====== ITEMS

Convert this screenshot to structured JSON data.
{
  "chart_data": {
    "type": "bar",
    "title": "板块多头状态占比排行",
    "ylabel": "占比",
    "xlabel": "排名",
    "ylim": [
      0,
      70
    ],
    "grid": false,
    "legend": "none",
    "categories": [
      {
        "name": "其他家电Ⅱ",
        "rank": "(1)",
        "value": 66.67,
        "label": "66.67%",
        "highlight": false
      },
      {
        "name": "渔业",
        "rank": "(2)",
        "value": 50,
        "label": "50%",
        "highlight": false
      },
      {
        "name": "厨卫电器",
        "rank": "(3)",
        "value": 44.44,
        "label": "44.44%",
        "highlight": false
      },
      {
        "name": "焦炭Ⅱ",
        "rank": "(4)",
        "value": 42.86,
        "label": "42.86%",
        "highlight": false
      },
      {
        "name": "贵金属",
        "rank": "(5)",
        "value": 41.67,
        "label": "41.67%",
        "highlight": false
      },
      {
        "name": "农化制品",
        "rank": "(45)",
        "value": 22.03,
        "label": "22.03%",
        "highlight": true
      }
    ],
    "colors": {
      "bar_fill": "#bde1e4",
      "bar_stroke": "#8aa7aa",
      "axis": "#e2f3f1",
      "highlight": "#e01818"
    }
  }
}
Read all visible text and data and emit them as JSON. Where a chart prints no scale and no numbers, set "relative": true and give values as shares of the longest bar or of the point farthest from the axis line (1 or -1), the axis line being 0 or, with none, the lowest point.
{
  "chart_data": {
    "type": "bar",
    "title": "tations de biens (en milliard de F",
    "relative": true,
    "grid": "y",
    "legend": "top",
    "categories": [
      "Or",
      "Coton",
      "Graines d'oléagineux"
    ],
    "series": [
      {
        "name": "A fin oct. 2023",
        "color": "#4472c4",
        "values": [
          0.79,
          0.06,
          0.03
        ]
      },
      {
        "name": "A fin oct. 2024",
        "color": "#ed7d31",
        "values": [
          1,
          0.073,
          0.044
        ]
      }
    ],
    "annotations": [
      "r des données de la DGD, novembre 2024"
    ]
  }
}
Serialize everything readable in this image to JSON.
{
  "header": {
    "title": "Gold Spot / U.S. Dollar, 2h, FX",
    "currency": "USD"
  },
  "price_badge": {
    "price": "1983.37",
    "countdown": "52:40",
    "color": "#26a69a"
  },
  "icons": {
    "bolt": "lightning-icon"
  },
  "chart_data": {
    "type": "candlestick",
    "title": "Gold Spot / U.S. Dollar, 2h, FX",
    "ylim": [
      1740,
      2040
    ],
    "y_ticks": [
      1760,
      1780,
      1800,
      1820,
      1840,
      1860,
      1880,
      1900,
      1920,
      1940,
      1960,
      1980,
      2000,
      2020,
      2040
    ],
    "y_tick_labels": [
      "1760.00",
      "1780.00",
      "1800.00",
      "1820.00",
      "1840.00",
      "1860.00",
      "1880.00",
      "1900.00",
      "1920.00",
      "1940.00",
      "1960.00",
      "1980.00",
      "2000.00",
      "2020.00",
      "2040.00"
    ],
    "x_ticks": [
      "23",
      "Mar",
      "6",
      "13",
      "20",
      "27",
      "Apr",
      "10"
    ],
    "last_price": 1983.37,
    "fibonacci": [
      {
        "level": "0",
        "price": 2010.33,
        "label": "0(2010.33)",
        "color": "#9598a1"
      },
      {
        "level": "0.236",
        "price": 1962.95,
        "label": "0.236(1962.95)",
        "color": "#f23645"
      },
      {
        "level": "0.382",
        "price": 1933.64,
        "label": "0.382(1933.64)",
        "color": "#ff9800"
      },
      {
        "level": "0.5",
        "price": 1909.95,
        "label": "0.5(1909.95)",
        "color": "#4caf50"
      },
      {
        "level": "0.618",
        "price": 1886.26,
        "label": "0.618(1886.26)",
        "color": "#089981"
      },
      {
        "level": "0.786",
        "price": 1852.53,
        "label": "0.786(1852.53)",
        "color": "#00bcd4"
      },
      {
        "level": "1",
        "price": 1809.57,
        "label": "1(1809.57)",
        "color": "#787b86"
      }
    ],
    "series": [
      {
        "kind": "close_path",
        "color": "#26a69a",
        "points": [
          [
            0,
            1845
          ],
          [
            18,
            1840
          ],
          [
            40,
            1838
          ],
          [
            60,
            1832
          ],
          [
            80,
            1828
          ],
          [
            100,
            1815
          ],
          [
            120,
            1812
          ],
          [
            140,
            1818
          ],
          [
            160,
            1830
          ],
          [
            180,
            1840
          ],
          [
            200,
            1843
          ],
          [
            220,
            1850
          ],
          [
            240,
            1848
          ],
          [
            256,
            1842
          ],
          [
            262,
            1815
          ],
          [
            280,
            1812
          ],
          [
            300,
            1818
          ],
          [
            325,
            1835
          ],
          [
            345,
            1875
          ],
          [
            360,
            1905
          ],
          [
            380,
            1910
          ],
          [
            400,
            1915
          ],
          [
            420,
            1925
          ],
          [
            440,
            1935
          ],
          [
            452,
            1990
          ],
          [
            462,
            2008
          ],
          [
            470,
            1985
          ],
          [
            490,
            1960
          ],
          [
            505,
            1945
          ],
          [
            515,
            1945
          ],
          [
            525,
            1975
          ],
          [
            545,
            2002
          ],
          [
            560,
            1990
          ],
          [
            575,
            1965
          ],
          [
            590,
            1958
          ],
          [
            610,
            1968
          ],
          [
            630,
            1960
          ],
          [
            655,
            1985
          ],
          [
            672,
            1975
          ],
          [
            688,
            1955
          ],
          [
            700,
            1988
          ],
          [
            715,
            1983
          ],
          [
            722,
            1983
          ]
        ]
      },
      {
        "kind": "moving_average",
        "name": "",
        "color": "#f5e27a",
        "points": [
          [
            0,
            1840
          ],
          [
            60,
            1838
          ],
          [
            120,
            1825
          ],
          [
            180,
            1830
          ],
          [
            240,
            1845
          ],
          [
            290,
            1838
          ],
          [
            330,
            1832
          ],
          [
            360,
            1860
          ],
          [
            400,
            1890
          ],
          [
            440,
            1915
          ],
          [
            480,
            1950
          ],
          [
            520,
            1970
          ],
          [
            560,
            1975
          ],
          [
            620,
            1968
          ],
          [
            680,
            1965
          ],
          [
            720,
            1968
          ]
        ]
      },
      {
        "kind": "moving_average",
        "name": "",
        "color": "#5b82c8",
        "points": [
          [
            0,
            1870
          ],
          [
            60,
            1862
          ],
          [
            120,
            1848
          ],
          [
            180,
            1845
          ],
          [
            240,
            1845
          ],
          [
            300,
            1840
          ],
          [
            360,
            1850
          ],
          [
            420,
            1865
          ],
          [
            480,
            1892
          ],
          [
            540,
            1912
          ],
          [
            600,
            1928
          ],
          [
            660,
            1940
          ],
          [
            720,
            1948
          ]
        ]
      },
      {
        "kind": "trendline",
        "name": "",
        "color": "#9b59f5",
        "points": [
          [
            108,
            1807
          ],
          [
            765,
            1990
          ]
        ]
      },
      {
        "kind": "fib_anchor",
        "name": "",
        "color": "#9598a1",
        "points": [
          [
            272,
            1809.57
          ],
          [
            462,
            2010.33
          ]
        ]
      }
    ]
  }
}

============

EXERCISE OBJECTIVE -> Reproduce all of the records exactly.

FINAL RESULT ->
Convert this screenshot to structured JSON data.
{
  "chart_data": {
    "type": "bar",
    "title": "板块多头状态占比排行",
    "ylabel": "占比",
    "xlabel": "排名",
    "ylim": [
      0,
      70
    ],
    "grid": false,
    "legend": "none",
    "categories": [
      {
        "name": "其他家电Ⅱ",
        "rank": "(1)",
        "value": 66.67,
        "label": "66.67%",
        "highlight": false
      },
      {
        "name": "渔业",
        "rank": "(2)",
        "value": 50,
        "label": "50%",
        "highlight": false
      },
      {
        "name": "厨卫电器",
        "rank": "(3)",
        "value": 44.44,
        "label": "44.44%",
        "highlight": false
      },
      {
        "name": "焦炭Ⅱ",
        "rank": "(4)",
        "value": 42.86,
        "label": "42.86%",
        "highlight": false
      },
      {
        "name": "贵金属",
        "rank": "(5)",
        "value": 41.67,
        "label": "41.67%",
        "highlight": false
      },
      {
        "name": "农化制品",
        "rank": "(45)",
        "value": 22.03,
        "label": "22.03%",
        "highlight": true
      }
    ],
    "colors": {
      "bar_fill": "#bde1e4",
      "bar_stroke": "#8aa7aa",
      "axis": "#e2f3f1",
      "highlight": "#e01818"
    }
  }
}
Read all visible text and data and emit them as JSON. Where a chart prints no scale and no numbers, set "relative": true and give values as shares of the longest bar or of the point farthest from the axis line (1 or -1), the axis line being 0 or, with none, the lowest point.
{
  "chart_data": {
    "type": "bar",
    "title": "tations de biens (en milliard de F",
    "relative": true,
    "grid": "y",
    "legend": "top",
    "categories": [
      "Or",
      "Coton",
      "Graines d'oléagineux"
    ],
    "series": [
      {
        "name": "A fin oct. 2023",
        "color": "#4472c4",
        "values": [
          0.79,
          0.06,
          0.03
        ]
      },
      {
        "name": "A fin oct. 2024",
        "color": "#ed7d31",
        "values": [
          1,
          0.073,
          0.044
        ]
      }
    ],
    "annotations": [
      "r des données de la DGD, novembre 2024"
    ]
  }
}
Serialize everything readable in this image to JSON.
{
  "header": {
    "title": "Gold Spot / U.S. Dollar, 2h, FX",
    "currency": "USD"
  },
  "price_badge": {
    "price": "1983.37",
    "countdown": "52:40",
    "color": "#26a69a"
  },
  "icons": {
    "bolt": "lightning-icon"
  },
  "chart_data": {
    "type": "candlestick",
    "title": "Gold Spot / U.S. Dollar, 2h, FX",
    "ylim": [
      1740,
      2040
    ],
    "y_ticks": [
      1760,
      1780,
      1800,
      1820,
      1840,
      1860,
      1880,
      1900,
      1920,
      1940,
      1960,
      1980,
      2000,
      2020,
      2040
    ],
    "y_tick_labels": [
      "1760.00",
      "1780.00",
      "1800.00",
      "1820.00",
      "1840.00",
      "1860.00",
      "1880.00",
      "1900.00",
      "1920.00",
      "1940.00",
      "1960.00",
      "1980.00",
      "2000.00",
      "2020.00",
      "2040.00"
    ],
    "x_ticks": [
      "23",
      "Mar",
      "6",
      "13",
      "20",
      "27",
      "Apr",
      "10"
    ],
    "last_price": 1983.37,
    "fibonacci": [
      {
        "level": "0",
        "price": 2010.33,
        "label": "0(2010.33)",
        "color": "#9598a1"
      },
      {
        "level": "0.236",
        "price": 1962.95,
        "label": "0.236(1962.95)",
        "color": "#f23645"
      },
      {
        "level": "0.382",
        "price": 1933.64,
        "label": "0.382(1933.64)",
        "color": "#ff9800"
      },
      {
        "level": "0.5",
        "price": 1909.95,
        "label": "0.5(1909.95)",
        "color": "#4caf50"
      },
      {
        "level": "0.618",
        "price": 1886.26,
        "label": "0.618(1886.26)",
        "color": "#089981"
      },
      {
        "level": "0.786",
        "price": 1852.53,
        "label": "0.786(1852.53)",
        "color": "#00bcd4"
      },
      {
        "level": "1",
        "price": 1809.57,
        "label": "1(1809.57)",
        "color": "#787b86"
      }
    ],
    "series": [
      {
        "kind": "close_path",
        "color": "#26a69a",
        "points": [
          [
            0,
            1845
          ],
          [
            18,
            1840
          ],
          [
            40,
            1838
          ],
          [
            60,
            1832
          ],
          [
            80,
            1828
          ],
          [
            100,
            1815
          ],
          [
            120,
            1812
          ],
          [
            140,
            1818
          ],
          [
            160,
            1830
          ],
          [
            180,
            1840
          ],
          [
            200,
            1843
          ],
          [
            220,
            1850
          ],
          [
            240,
            1848
          ],
          [
            256,
            1842
          ],
          [
            262,
            1815
          ],
          [
            280,
            1812
          ],
          [
            300,
            1818
          ],
          [
            325,
            1835
          ],
          [
            345,
            1875
          ],
          [
            360,
            1905
          ],
          [
            380,
            1910
          ],
          [
            400,
            1915
          ],
          [
            420,
            1925
          ],
          [
            440,
            1935
          ],
          [
            452,
            1990
          ],
          [
            462,
            2008
          ],
          [
            470,
            1985
          ],
          [
            490,
            1960
          ],
          [
            505,
            1945
          ],
          [
            515,
            1945
          ],
          [
            525,
            1975
          ],
          [
            545,
            2002
          ],
          [
            560,
            1990
          ],
          [
            575,
            1965
          ],
          [
            590,
            1958
          ],
          [
            610,
            1968
          ],
          [
            630,
            1960
          ],
          [
            655,
            1985
          ],
          [
            672,
            1975
          ],
          [
            688,
            1955
          ],
          [
            700,
            1988
          ],
          [
            715,
            1983
          ],
          [
            722,
            1983
          ]
        ]
      },
      {
        "kind": "moving_average",
        "name": "",
        "color": "#f5e27a",
        "points": [
          [
            0,
            1840
          ],
          [
            60,
            1838
          ],
          [
            120,
            1825
          ],
          [
            180,
            1830
          ],
          [
            240,
            1845
          ],
          [
            290,
            1838
          ],
          [
            330,
            1832
          ],
          [
            360,
            1860
          ],
          [
            400,
            1890
          ],
          [
            440,
            1915
          ],
          [
            480,
            1950
          ],
          [
            520,
            1970
          ],
          [
            560,
            1975
          ],
          [
            620,
            1968
          ],
          [
            680,
            1965
          ],
          [
            720,
            1968
          ]
        ]
      },
      {
        "kind": "moving_average",
        "name": "",
        "color": "#5b82c8",
        "points": [
          [
            0,
            1870
          ],
          [
            60,
            1862
          ],
          [
            120,
            1848
          ],
          [
            180,
            1845
          ],
          [
            240,
            1845
          ],
          [
            300,
            1840
          ],
          [
            360,
            1850
          ],
          [
            420,
            1865
          ],
          [
            480,
            1892
          ],
          [
            540,
            1912
          ],
          [
            600,
            1928
          ],
          [
            660,
            1940
          ],
          [
            720,
            1948
          ]
        ]
      },
      {
        "kind": "trendline",
        "name": "",
        "color": "#9b59f5",
        "points": [
          [
            108,
            1807
          ],
          [
            765,
            1990
          ]
        ]
      },
      {
        "kind": "fib_anchor",
        "name": "",
        "color": "#9598a1",
        "points": [
          [
            272,
            1809.57
          ],
          [
            462,
            2010.33
          ]
        ]
      }
    ]
  }
}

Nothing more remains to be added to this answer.